**Exercise input:**
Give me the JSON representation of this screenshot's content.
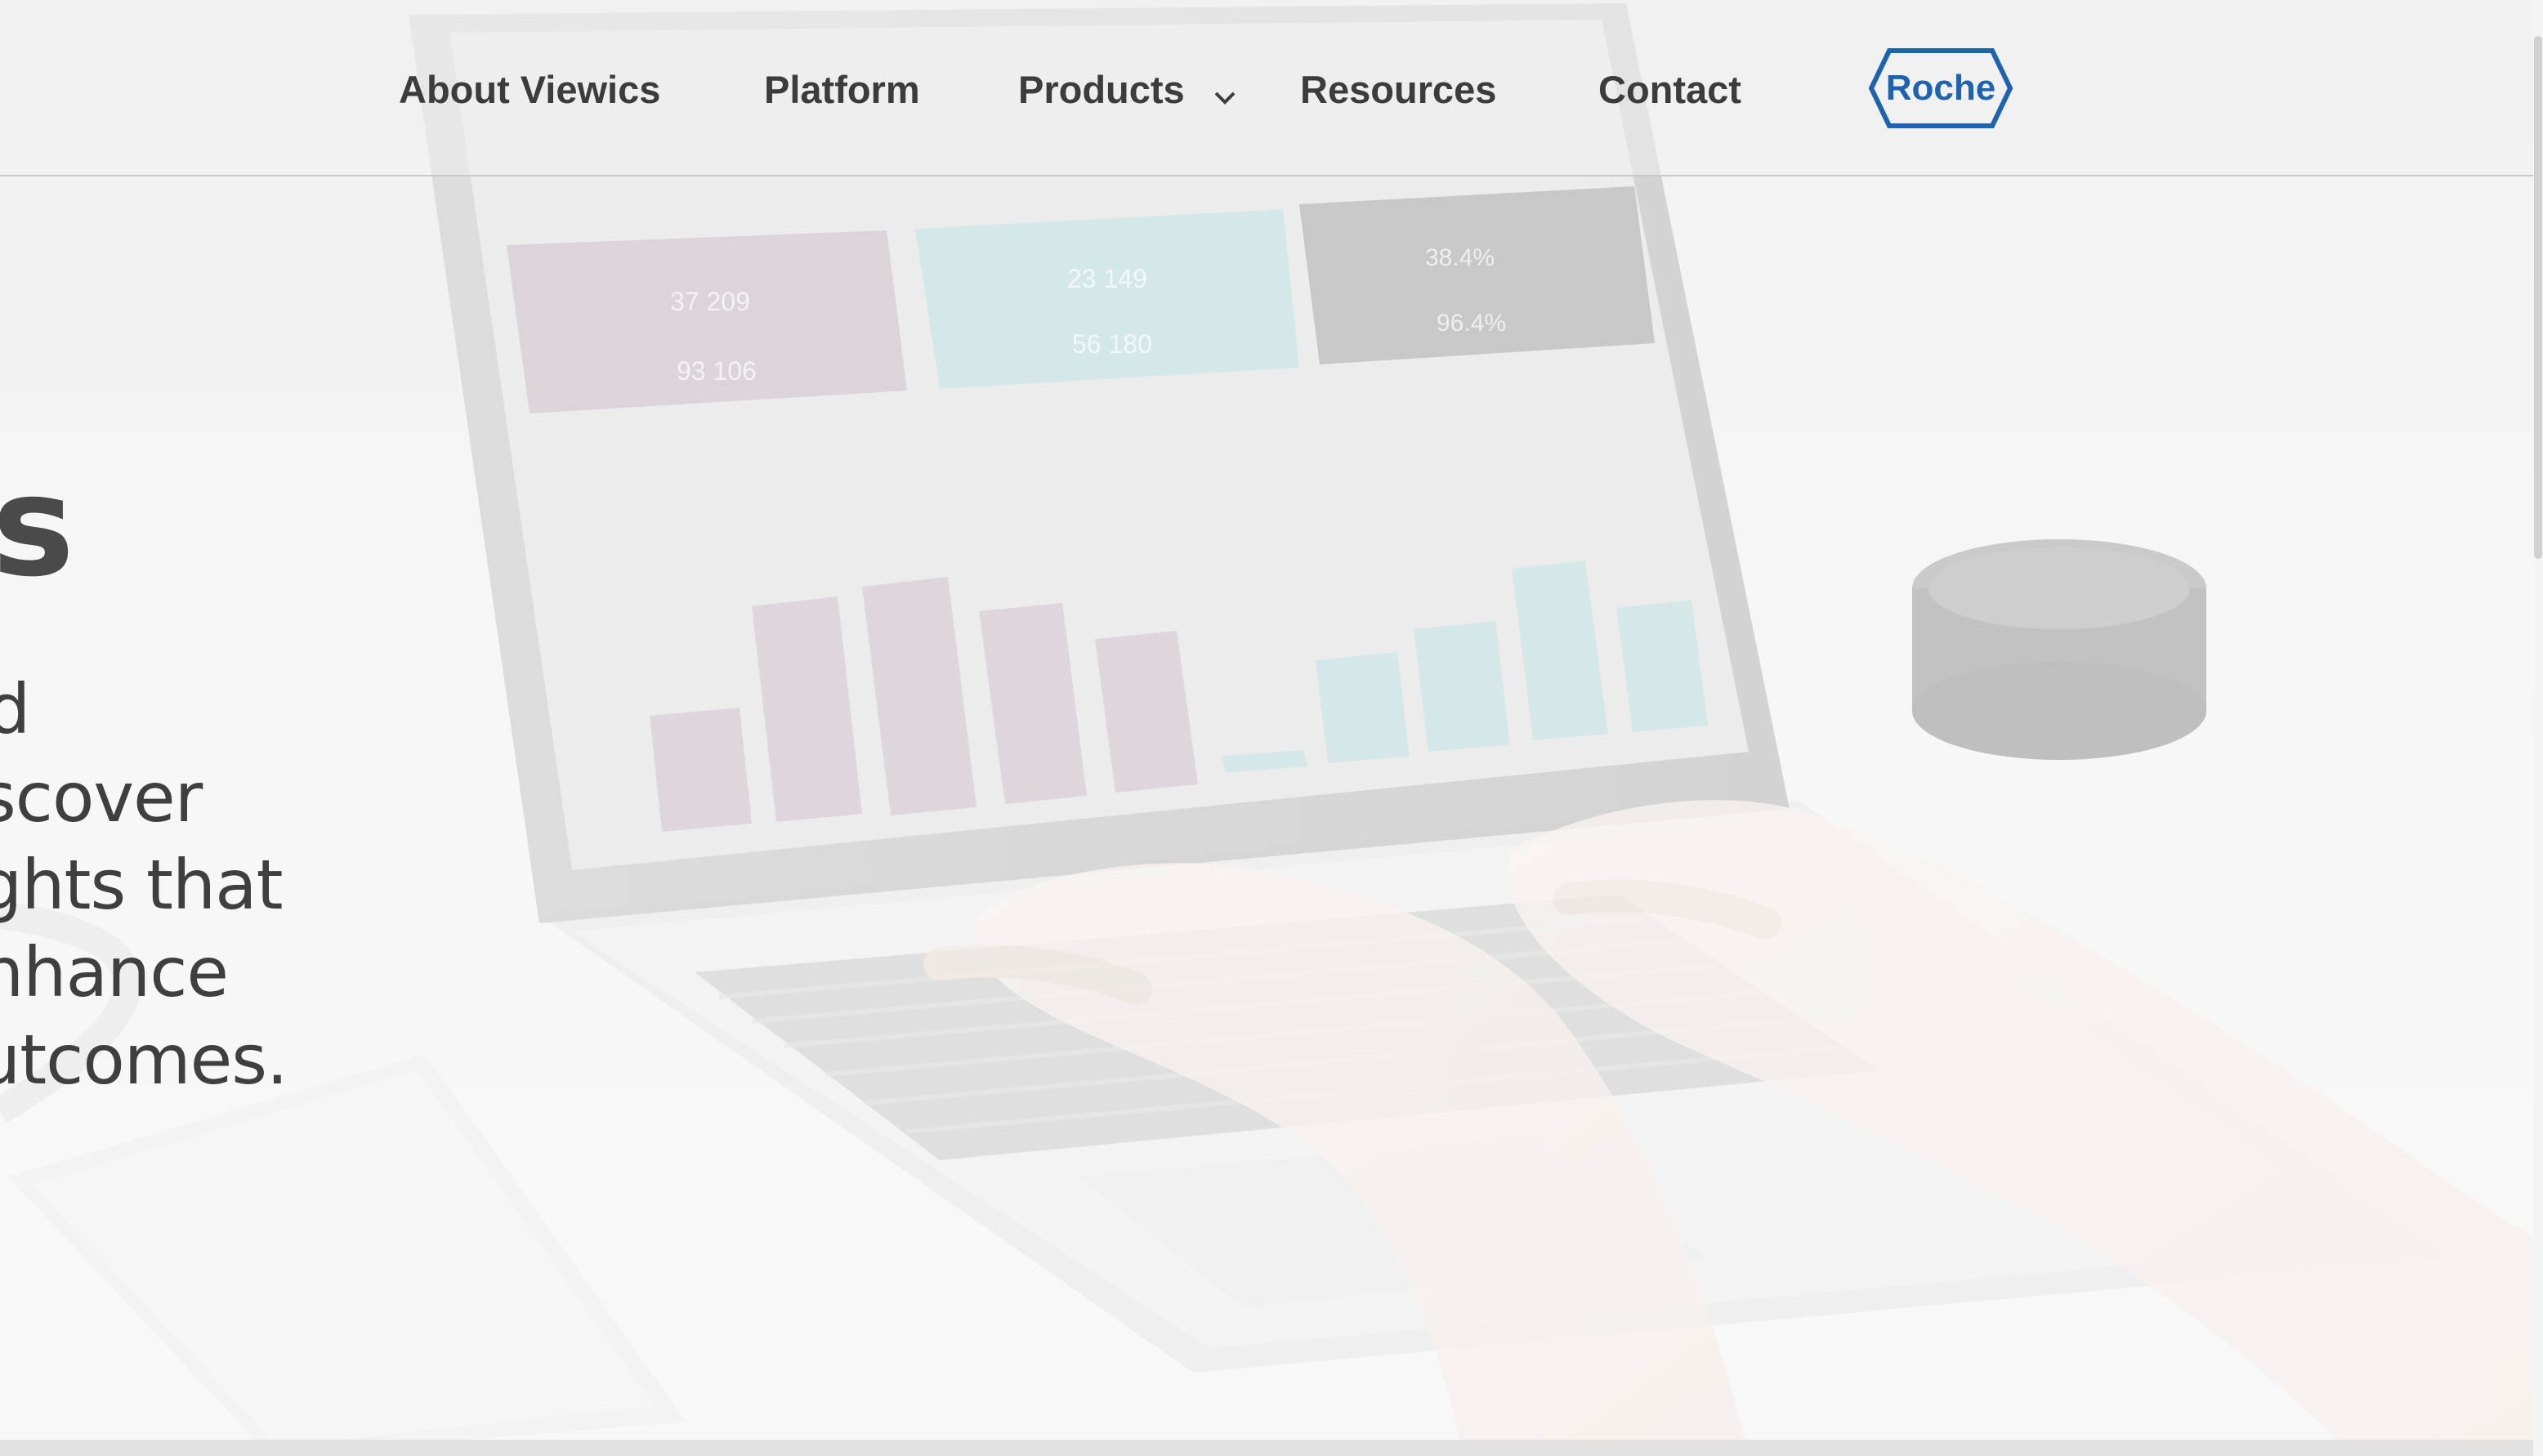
{
  "nav": {
    "items": [
      {
        "label": "About Viewics"
      },
      {
        "label": "Platform"
      },
      {
        "label": "Products"
      },
      {
        "label": "Resources"
      },
      {
        "label": "Contact"
      }
    ],
    "logo_text": "Roche"
  },
  "hero": {
    "heading": "s",
    "lines": [
      "d",
      "scover",
      "ghts that",
      "nhance",
      "utcomes."
    ]
  },
  "colors": {
    "nav_text": "#3c3c3c",
    "logo_blue": "#1e63b0",
    "bar_purple": "#c9b4c6",
    "bar_teal": "#bcdfe2",
    "card_dark": "#8f8f8f"
  }
}
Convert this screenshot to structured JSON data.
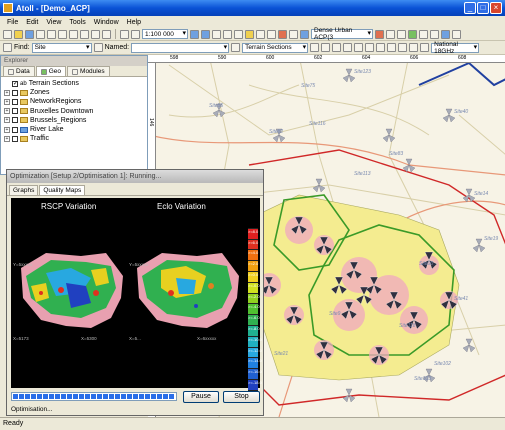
{
  "window": {
    "title": "Atoll - [Demo_ACP]",
    "minimize": "_",
    "maximize": "□",
    "close": "×"
  },
  "menu": [
    "File",
    "Edit",
    "View",
    "Tools",
    "Window",
    "Help"
  ],
  "toolbar1": {
    "zoom_value": "1:100 000",
    "zone_value": "Dense Urban ACP(3",
    "band_value": "National 18GHz"
  },
  "toolbar2": {
    "find_label": "Find:",
    "find_value": "Site",
    "named_label": "Named:",
    "named_value": "",
    "layer_value": "Terrain Sections"
  },
  "explorer": {
    "title": "Explorer",
    "tabs": [
      "Data",
      "Geo",
      "Modules"
    ],
    "active_tab": "Geo",
    "items": [
      {
        "label": "Terrain Sections",
        "checked": true,
        "expandable": false
      },
      {
        "label": "Zones",
        "checked": false,
        "expandable": true
      },
      {
        "label": "NetworkRegions",
        "checked": false,
        "expandable": true
      },
      {
        "label": "Bruxelles Downtown",
        "checked": false,
        "expandable": true
      },
      {
        "label": "Brussels_Regions",
        "checked": false,
        "expandable": true
      },
      {
        "label": "River Lake",
        "checked": false,
        "expandable": true
      },
      {
        "label": "Traffic",
        "checked": false,
        "expandable": true
      }
    ]
  },
  "map": {
    "ruler_top": [
      "598",
      "590",
      "600",
      "602",
      "604",
      "606",
      "608"
    ],
    "ruler_left": [
      "146"
    ],
    "site_labels": [
      "Site123",
      "Site75",
      "Site56",
      "Site82",
      "Site40",
      "Site116",
      "Site113",
      "Site14",
      "Site83",
      "Site19",
      "Site90",
      "Site41",
      "Site9",
      "Site118",
      "Site21",
      "Site103",
      "Site102"
    ]
  },
  "dialog": {
    "title": "Optimization [Setup 2/Optimisation 1]: Running...",
    "tabs": [
      "Graphs",
      "Quality Maps"
    ],
    "active_tab": "Quality Maps",
    "left_plot_title": "RSCP Variation",
    "right_plot_title": "Eclo Variation",
    "coord_labels": [
      "Y=5xxxxx",
      "Y=5xxxxx",
      "X=5173",
      "X=5300",
      "X=5...",
      "X=6xxxxx"
    ],
    "scale_labels": [
      "",
      ">=8.0",
      ">=6.0",
      ">=4.0",
      ">=2.0",
      ">=0.0",
      ">=-0.0",
      ">=-2.0",
      ">=-4.0",
      ">=-6.0",
      ">=-8.0",
      ">=-10.0",
      ">=-12.0",
      ">=-14.0",
      ">=-16.0",
      ">=-18.0",
      ">-20.0"
    ],
    "progress_blocks": 27,
    "pause_label": "Pause",
    "stop_label": "Stop",
    "status": "Optimisation..."
  },
  "status_bar": {
    "text": "Ready"
  }
}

**Given task:**
Quote every entry exactly, with the pictures omitted.

**Completed exercise:**
Give me the JSON representation of this screenshot's content.
{
  "nav": {
    "items": [
      {
        "label": "About Viewics"
      },
      {
        "label": "Platform"
      },
      {
        "label": "Products"
      },
      {
        "label": "Resources"
      },
      {
        "label": "Contact"
      }
    ],
    "logo_text": "Roche"
  },
  "hero": {
    "heading": "s",
    "lines": [
      "d",
      "scover",
      "ghts that",
      "nhance",
      "utcomes."
    ]
  },
  "colors": {
    "nav_text": "#3c3c3c",
    "logo_blue": "#1e63b0",
    "bar_purple": "#c9b4c6",
    "bar_teal": "#bcdfe2",
    "card_dark": "#8f8f8f"
  }
}
Convert this screenshot to structured JSON data.
{
  "window": {
    "title": "Atoll - [Demo_ACP]",
    "minimize": "_",
    "maximize": "□",
    "close": "×"
  },
  "menu": [
    "File",
    "Edit",
    "View",
    "Tools",
    "Window",
    "Help"
  ],
  "toolbar1": {
    "zoom_value": "1:100 000",
    "zone_value": "Dense Urban ACP(3",
    "band_value": "National 18GHz"
  },
  "toolbar2": {
    "find_label": "Find:",
    "find_value": "Site",
    "named_label": "Named:",
    "named_value": "",
    "layer_value": "Terrain Sections"
  },
  "explorer": {
    "title": "Explorer",
    "tabs": [
      "Data",
      "Geo",
      "Modules"
    ],
    "active_tab": "Geo",
    "items": [
      {
        "label": "Terrain Sections",
        "checked": true,
        "expandable": false
      },
      {
        "label": "Zones",
        "checked": false,
        "expandable": true
      },
      {
        "label": "NetworkRegions",
        "checked": false,
        "expandable": true
      },
      {
        "label": "Bruxelles Downtown",
        "checked": false,
        "expandable": true
      },
      {
        "label": "Brussels_Regions",
        "checked": false,
        "expandable": true
      },
      {
        "label": "River Lake",
        "checked": false,
        "expandable": true
      },
      {
        "label": "Traffic",
        "checked": false,
        "expandable": true
      }
    ]
  },
  "map": {
    "ruler_top": [
      "598",
      "590",
      "600",
      "602",
      "604",
      "606",
      "608"
    ],
    "ruler_left": [
      "146"
    ],
    "site_labels": [
      "Site123",
      "Site75",
      "Site56",
      "Site82",
      "Site40",
      "Site116",
      "Site113",
      "Site14",
      "Site83",
      "Site19",
      "Site90",
      "Site41",
      "Site9",
      "Site118",
      "Site21",
      "Site103",
      "Site102"
    ]
  },
  "dialog": {
    "title": "Optimization [Setup 2/Optimisation 1]: Running...",
    "tabs": [
      "Graphs",
      "Quality Maps"
    ],
    "active_tab": "Quality Maps",
    "left_plot_title": "RSCP Variation",
    "right_plot_title": "Eclo Variation",
    "coord_labels": [
      "Y=5xxxxx",
      "Y=5xxxxx",
      "X=5173",
      "X=5300",
      "X=5...",
      "X=6xxxxx"
    ],
    "scale_labels": [
      "",
      ">=8.0",
      ">=6.0",
      ">=4.0",
      ">=2.0",
      ">=0.0",
      ">=-0.0",
      ">=-2.0",
      ">=-4.0",
      ">=-6.0",
      ">=-8.0",
      ">=-10.0",
      ">=-12.0",
      ">=-14.0",
      ">=-16.0",
      ">=-18.0",
      ">-20.0"
    ],
    "progress_blocks": 27,
    "pause_label": "Pause",
    "stop_label": "Stop",
    "status": "Optimisation..."
  },
  "status_bar": {
    "text": "Ready"
  }
}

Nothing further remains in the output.